- STATED EXERCISE
Reproduce the listing below in full and without alteration, apart from its pictures.

· · · · · · ·

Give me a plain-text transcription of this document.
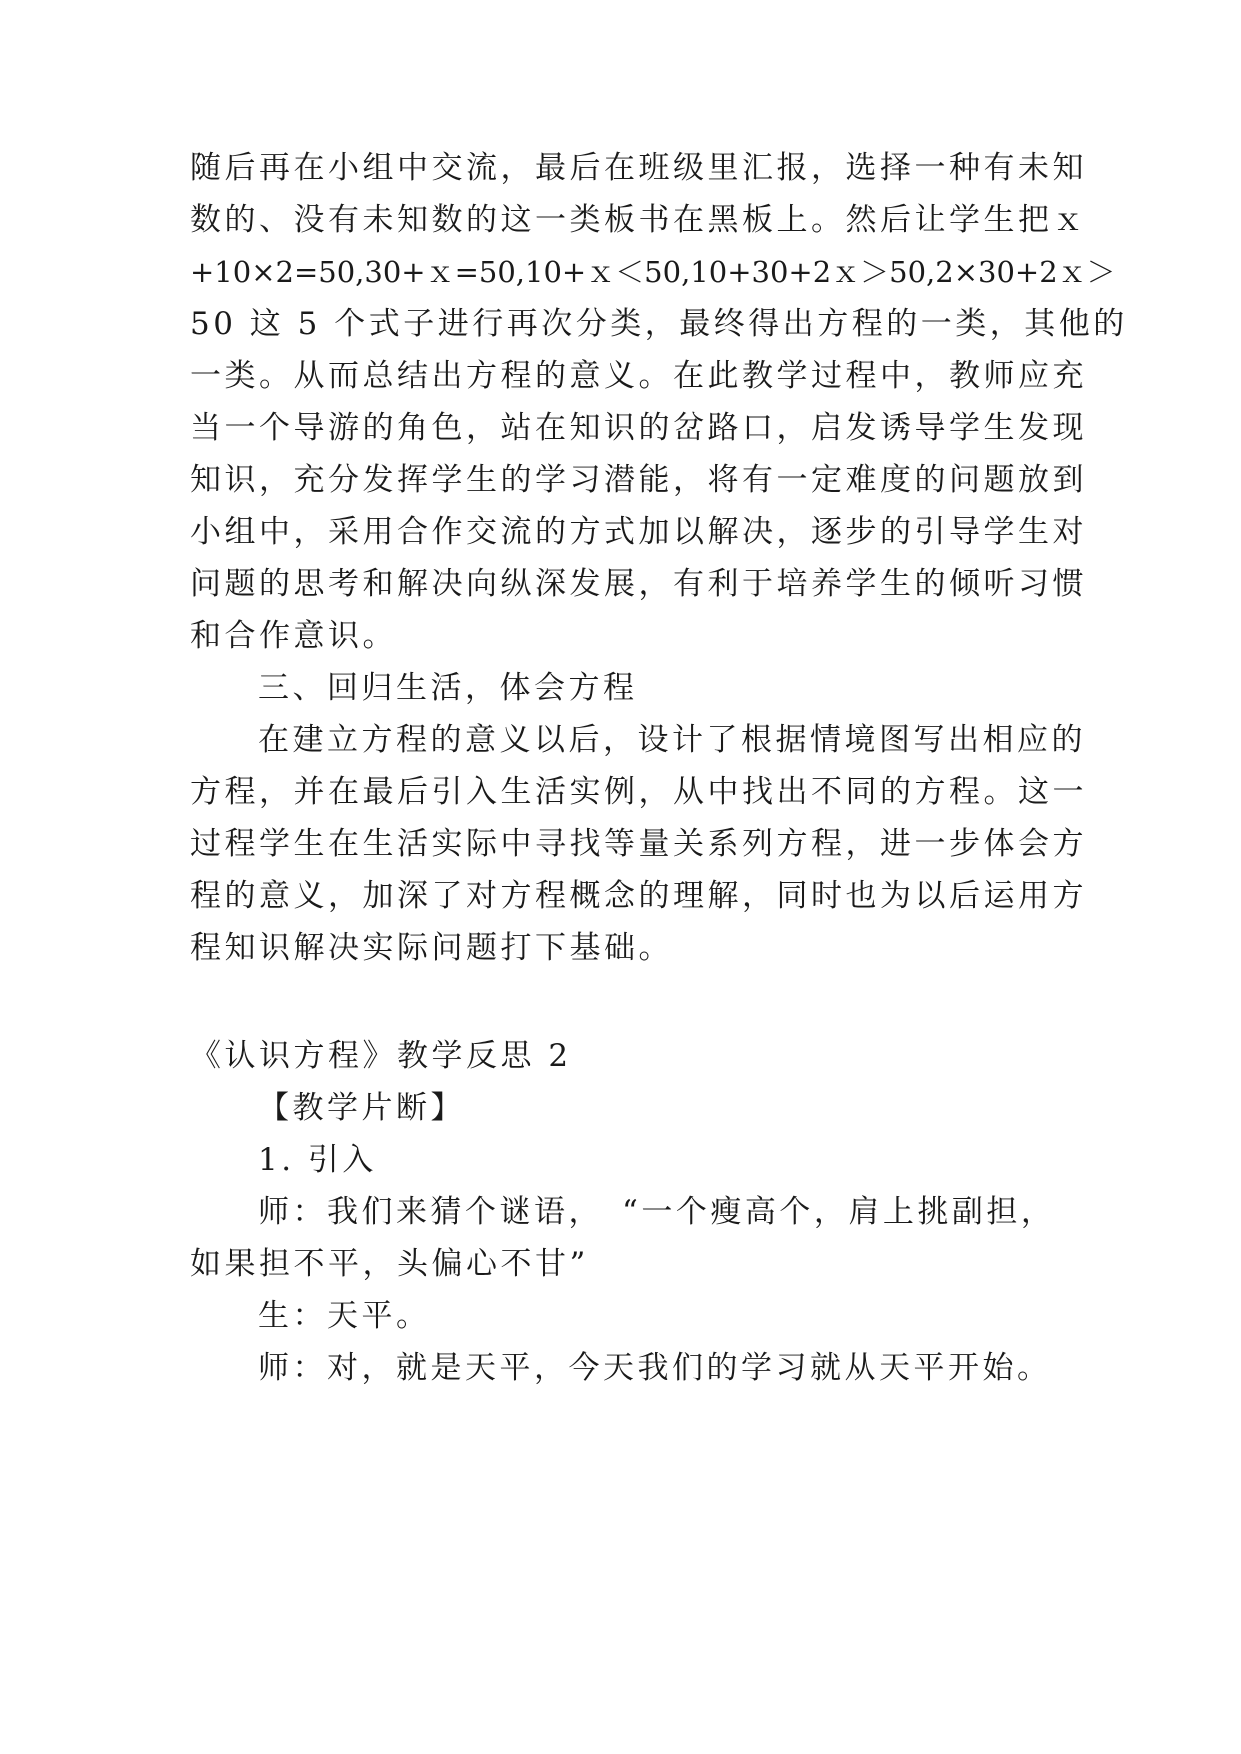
随后再在小组中交流，最后在班级里汇报，选择一种有未知

数的、没有未知数的这一类板书在黑板上。然后让学生把ｘ

+10×2=50,30+ｘ=50,10+ｘ＜50,10+30+2ｘ＞50,2×30+2ｘ＞

50 这 5 个式子进行再次分类，最终得出方程的一类，其他的

一类。从而总结出方程的意义。在此教学过程中，教师应充

当一个导游的角色，站在知识的岔路口，启发诱导学生发现

知识，充分发挥学生的学习潜能，将有一定难度的问题放到

小组中，采用合作交流的方式加以解决，逐步的引导学生对

问题的思考和解决向纵深发展，有利于培养学生的倾听习惯

和合作意识。

三、回归生活，体会方程

在建立方程的意义以后，设计了根据情境图写出相应的

方程，并在最后引入生活实例，从中找出不同的方程。这一

过程学生在生活实际中寻找等量关系列方程，进一步体会方

程的意义，加深了对方程概念的理解，同时也为以后运用方

程知识解决实际问题打下基础。

《认识方程》教学反思 2

【教学片断】

1. 引入

师：我们来猜个谜语，　“一个瘦高个，肩上挑副担，

如果担不平，头偏心不甘”

生：天平。

师：对，就是天平，今天我们的学习就从天平开始。
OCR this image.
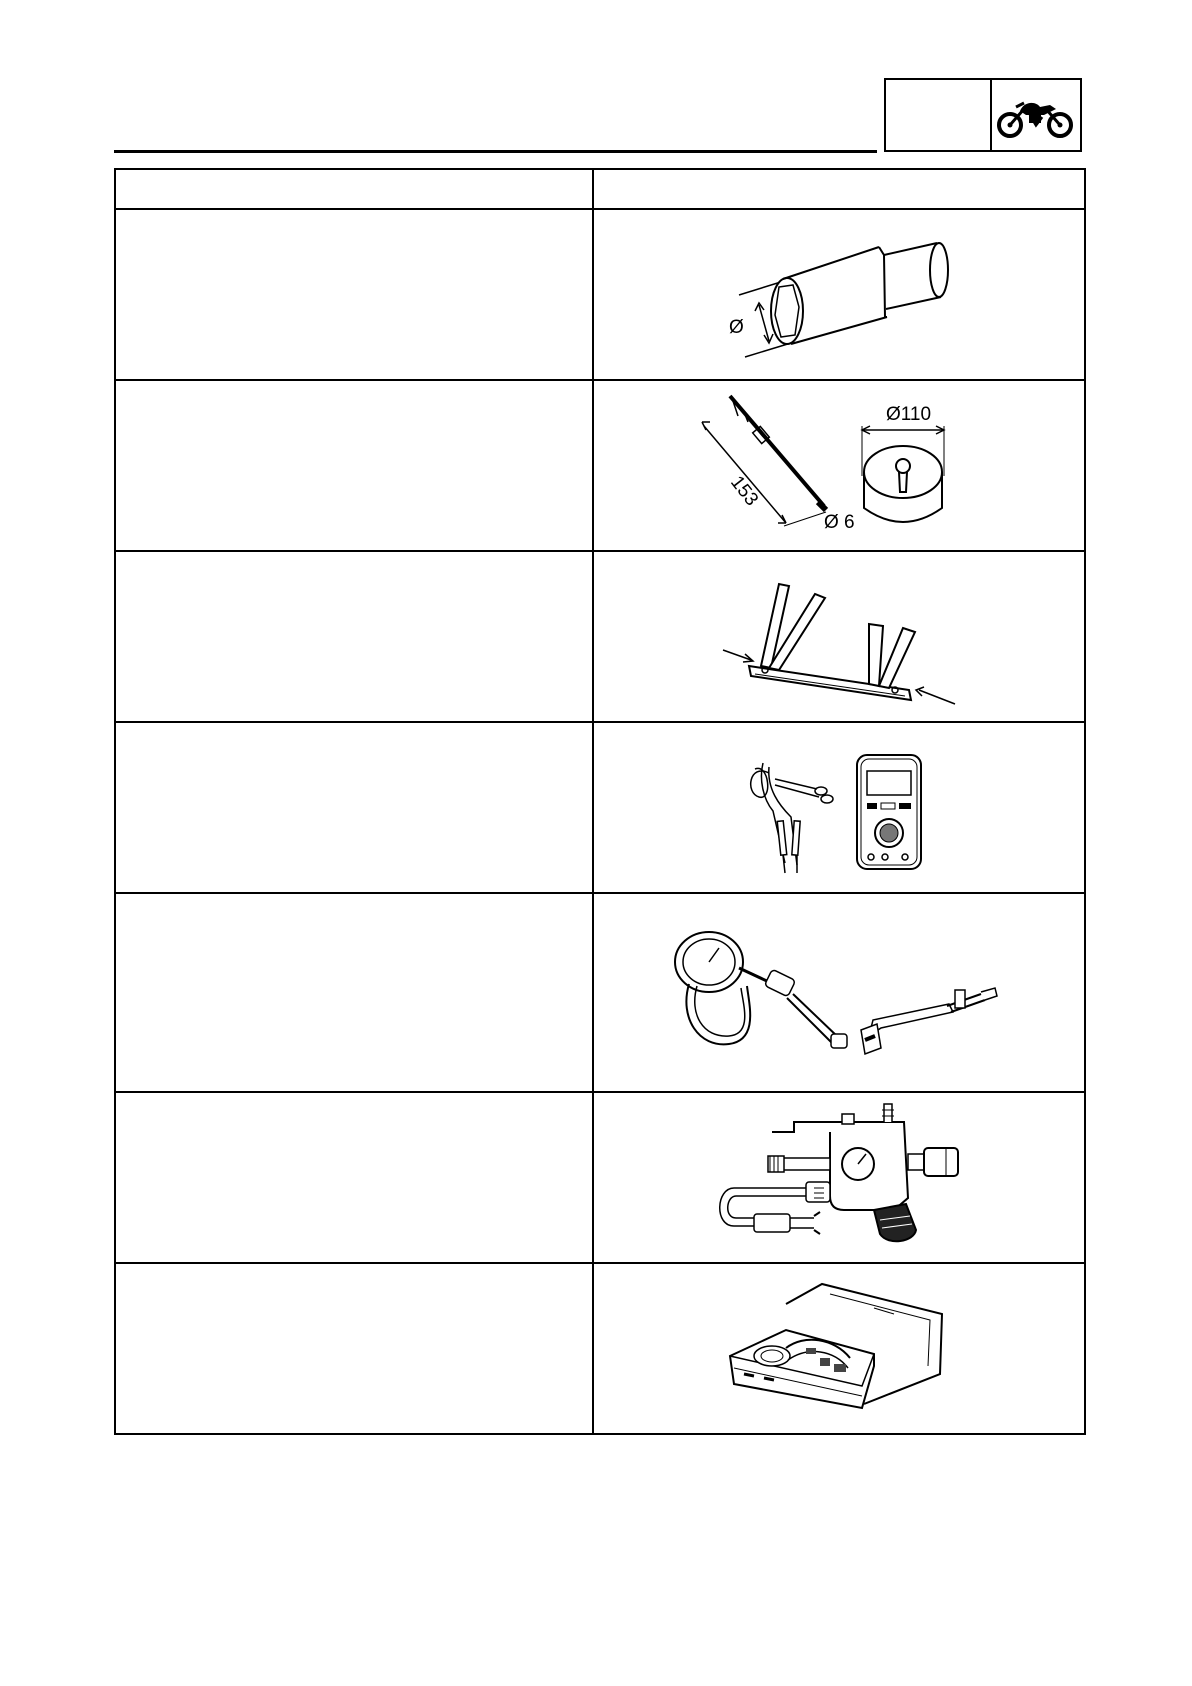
Ø

153
Ø 6
Ø110
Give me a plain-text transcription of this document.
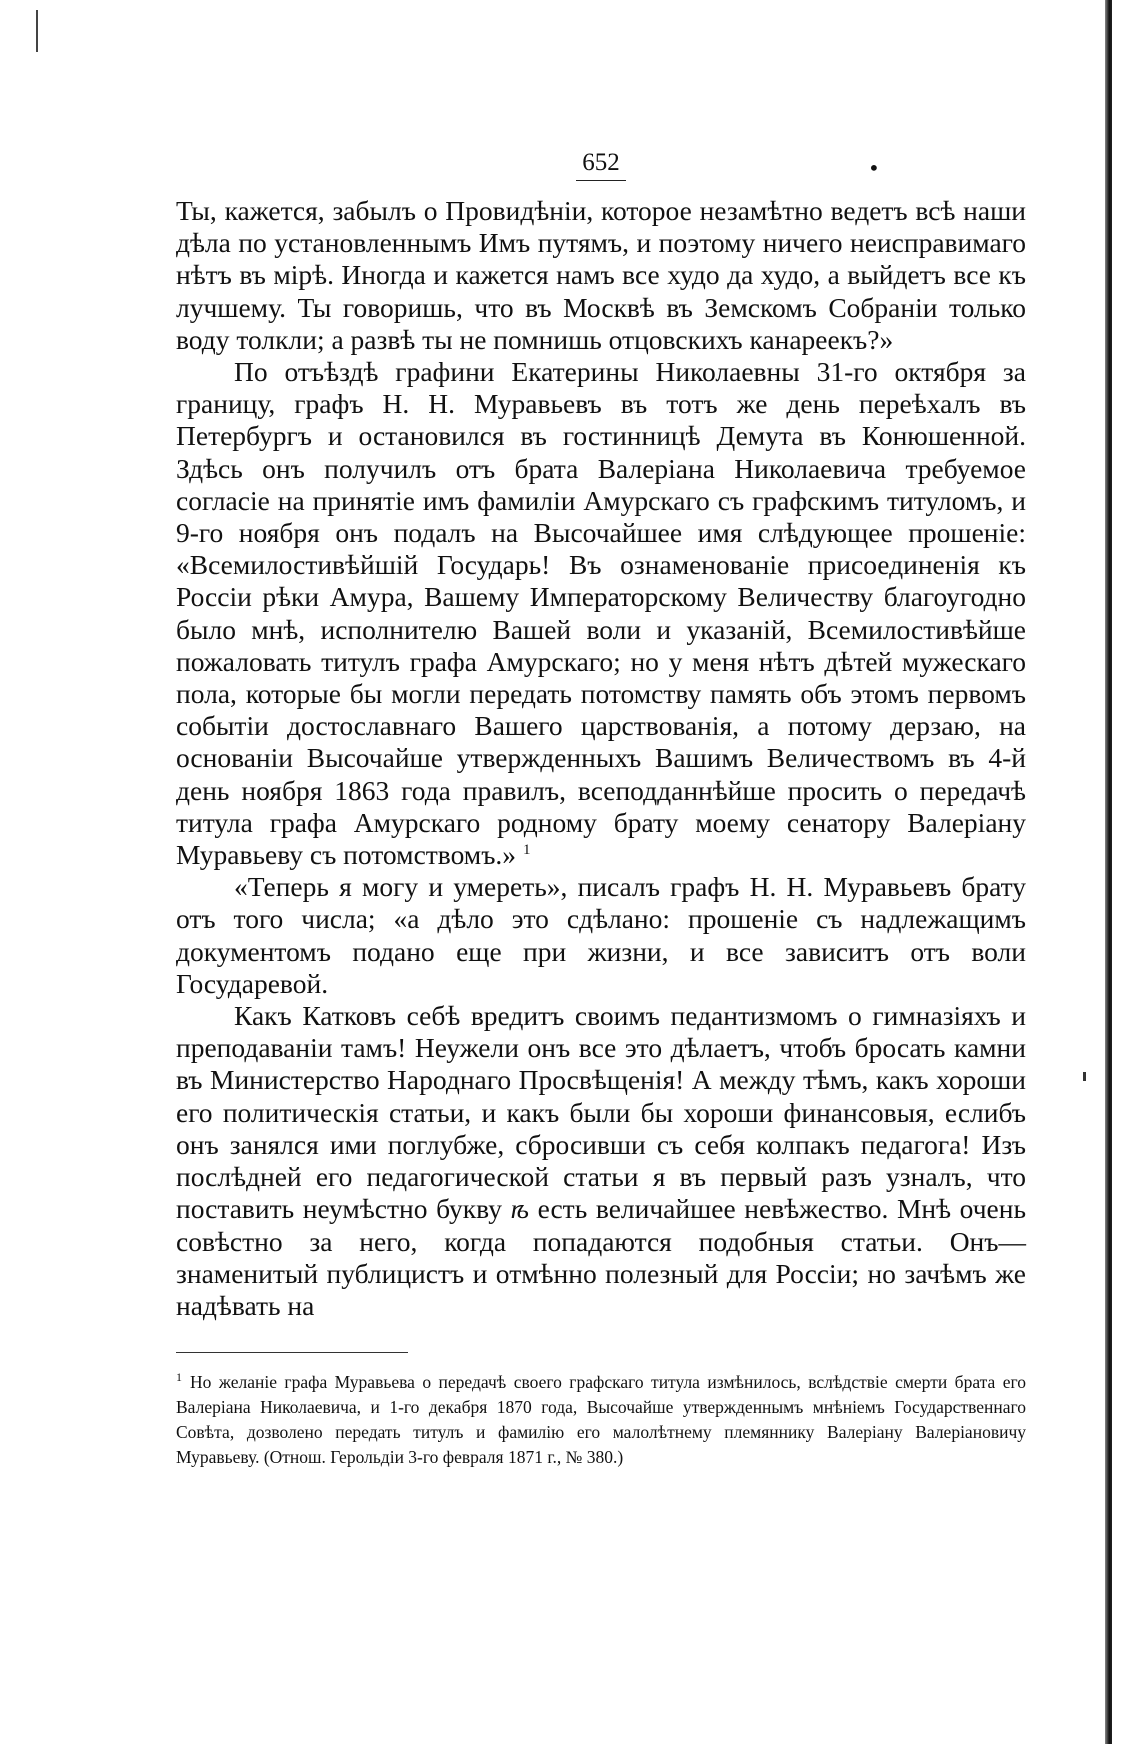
•
652

Ты, кажется, забылъ о Провидѣніи, которое незамѣтно ведетъ всѣ наши дѣла по установленнымъ Имъ путямъ, и поэтому ничего неисправимаго нѣтъ въ мірѣ. Иногда и кажется намъ все худо да худо, а выйдетъ все къ лучшему. Ты говоришь, что въ Москвѣ въ Земскомъ Собраніи только воду толкли; а развѣ ты не помнишь отцовскихъ канареекъ?»

По отъѣздѣ графини Екатерины Николаевны 31-го октября за границу, графъ Н. Н. Муравьевъ въ тотъ же день переѣхалъ въ Петербургъ и остановился въ гостинницѣ Демута въ Конюшенной. Здѣсь онъ получилъ отъ брата Валеріана Николаевича требуемое согласіе на принятіе имъ фамиліи Амурскаго съ графскимъ титуломъ, и 9-го ноября онъ подалъ на Высочайшее имя слѣдующее прошеніе: «Всемилостивѣйшій Государь! Въ ознаменованіе присоединенія къ Россіи рѣки Амура, Вашему Императорскому Величеству благоугодно было мнѣ, исполнителю Вашей воли и указаній, Всемилостивѣйше пожаловать титулъ графа Амурскаго; но у меня нѣтъ дѣтей мужескаго пола, которые бы могли передать потомству память объ этомъ первомъ событіи достославнаго Вашего царствованія, а потому дерзаю, на основаніи Высочайше утвержденныхъ Вашимъ Величествомъ въ 4-й день ноября 1863 года правилъ, всеподданнѣйше просить о передачѣ титула графа Амурскаго родному брату моему сенатору Валеріану Муравьеву съ потомствомъ.» $^1$

«Теперь я могу и умереть», писалъ графъ Н. Н. Муравьевъ брату отъ того числа; «а дѣло это сдѣлано: прошеніе съ надлежащимъ документомъ подано еще при жизни, и все зависитъ отъ воли Государевой.

Какъ Катковъ себѣ вредитъ своимъ педантизмомъ о гимназіяхъ и преподаваніи тамъ! Неужели онъ все это дѣлаетъ, чтобъ бросать камни въ Министерство Народнаго Просвѣщенія! А между тѣмъ, какъ хороши его политическія статьи, и какъ были бы хороши финансовыя, еслибъ онъ занялся ими поглубже, сбросивши съ себя колпакъ педагога! Изъ послѣдней его педагогической статьи я въ первый разъ узналъ, что поставить неумѣстно букву ѣ есть величайшее невѣжество. Мнѣ очень совѣстно за него, когда попадаются подобныя статьи. Онъ—знаменитый публицистъ и отмѣнно полезный для Россіи; но зачѣмъ же надѣвать на

$^1$ Но желаніе графа Муравьева о передачѣ своего графскаго титула измѣнилось, вслѣдствіе смерти брата его Валеріана Николаевича, и 1-го декабря 1870 года, Высочайше утвержденнымъ мнѣніемъ Государственнаго Совѣта, дозволено передать титулъ и фамилію его малолѣтнему племяннику Валеріану Валеріановичу Муравьеву. (Отнош. Герольдіи 3-го февраля 1871 г., № 380.)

· · · · · · ·

- FINAL RESULT
Give me a plain-text transcription of this document.
随后再在小组中交流，最后在班级里汇报，选择一种有未知

数的、没有未知数的这一类板书在黑板上。然后让学生把ｘ

+10×2=50,30+ｘ=50,10+ｘ＜50,10+30+2ｘ＞50,2×30+2ｘ＞

50 这 5 个式子进行再次分类，最终得出方程的一类，其他的

一类。从而总结出方程的意义。在此教学过程中，教师应充

当一个导游的角色，站在知识的岔路口，启发诱导学生发现

知识，充分发挥学生的学习潜能，将有一定难度的问题放到

小组中，采用合作交流的方式加以解决，逐步的引导学生对

问题的思考和解决向纵深发展，有利于培养学生的倾听习惯

和合作意识。

三、回归生活，体会方程

在建立方程的意义以后，设计了根据情境图写出相应的

方程，并在最后引入生活实例，从中找出不同的方程。这一

过程学生在生活实际中寻找等量关系列方程，进一步体会方

程的意义，加深了对方程概念的理解，同时也为以后运用方

程知识解决实际问题打下基础。

《认识方程》教学反思 2

【教学片断】

1. 引入

师：我们来猜个谜语，　“一个瘦高个，肩上挑副担，

如果担不平，头偏心不甘”

生：天平。

师：对，就是天平，今天我们的学习就从天平开始。
OCR this image.
Ø

153
Ø 6
Ø110
Give me a plain-text transcription of this document.
•
652

Ты, кажется, забылъ о Провидѣніи, которое незамѣтно ведетъ всѣ наши дѣла по установленнымъ Имъ путямъ, и поэтому ничего неисправимаго нѣтъ въ мірѣ. Иногда и кажется намъ все худо да худо, а выйдетъ все къ лучшему. Ты говоришь, что въ Москвѣ въ Земскомъ Собраніи только воду толкли; а развѣ ты не помнишь отцовскихъ канареекъ?»

По отъѣздѣ графини Екатерины Николаевны 31-го октября за границу, графъ Н. Н. Муравьевъ въ тотъ же день переѣхалъ въ Петербургъ и остановился въ гостинницѣ Демута въ Конюшенной. Здѣсь онъ получилъ отъ брата Валеріана Николаевича требуемое согласіе на принятіе имъ фамиліи Амурскаго съ графскимъ титуломъ, и 9-го ноября онъ подалъ на Высочайшее имя слѣдующее прошеніе: «Всемилостивѣйшій Государь! Въ ознаменованіе присоединенія къ Россіи рѣки Амура, Вашему Императорскому Величеству благоугодно было мнѣ, исполнителю Вашей воли и указаній, Всемилостивѣйше пожаловать титулъ графа Амурскаго; но у меня нѣтъ дѣтей мужескаго пола, которые бы могли передать потомству память объ этомъ первомъ событіи достославнаго Вашего царствованія, а потому дерзаю, на основаніи Высочайше утвержденныхъ Вашимъ Величествомъ въ 4-й день ноября 1863 года правилъ, всеподданнѣйше просить о передачѣ титула графа Амурскаго родному брату моему сенатору Валеріану Муравьеву съ потомствомъ.» $^1$

«Теперь я могу и умереть», писалъ графъ Н. Н. Муравьевъ брату отъ того числа; «а дѣло это сдѣлано: прошеніе съ надлежащимъ документомъ подано еще при жизни, и все зависитъ отъ воли Государевой.

Какъ Катковъ себѣ вредитъ своимъ педантизмомъ о гимназіяхъ и преподаваніи тамъ! Неужели онъ все это дѣлаетъ, чтобъ бросать камни въ Министерство Народнаго Просвѣщенія! А между тѣмъ, какъ хороши его политическія статьи, и какъ были бы хороши финансовыя, еслибъ онъ занялся ими поглубже, сбросивши съ себя колпакъ педагога! Изъ послѣдней его педагогической статьи я въ первый разъ узналъ, что поставить неумѣстно букву ѣ есть величайшее невѣжество. Мнѣ очень совѣстно за него, когда попадаются подобныя статьи. Онъ—знаменитый публицистъ и отмѣнно полезный для Россіи; но зачѣмъ же надѣвать на

$^1$ Но желаніе графа Муравьева о передачѣ своего графскаго титула измѣнилось, вслѣдствіе смерти брата его Валеріана Николаевича, и 1-го декабря 1870 года, Высочайше утвержденнымъ мнѣніемъ Государственнаго Совѣта, дозволено передать титулъ и фамилію его малолѣтнему племяннику Валеріану Валеріановичу Муравьеву. (Отнош. Герольдіи 3-го февраля 1871 г., № 380.)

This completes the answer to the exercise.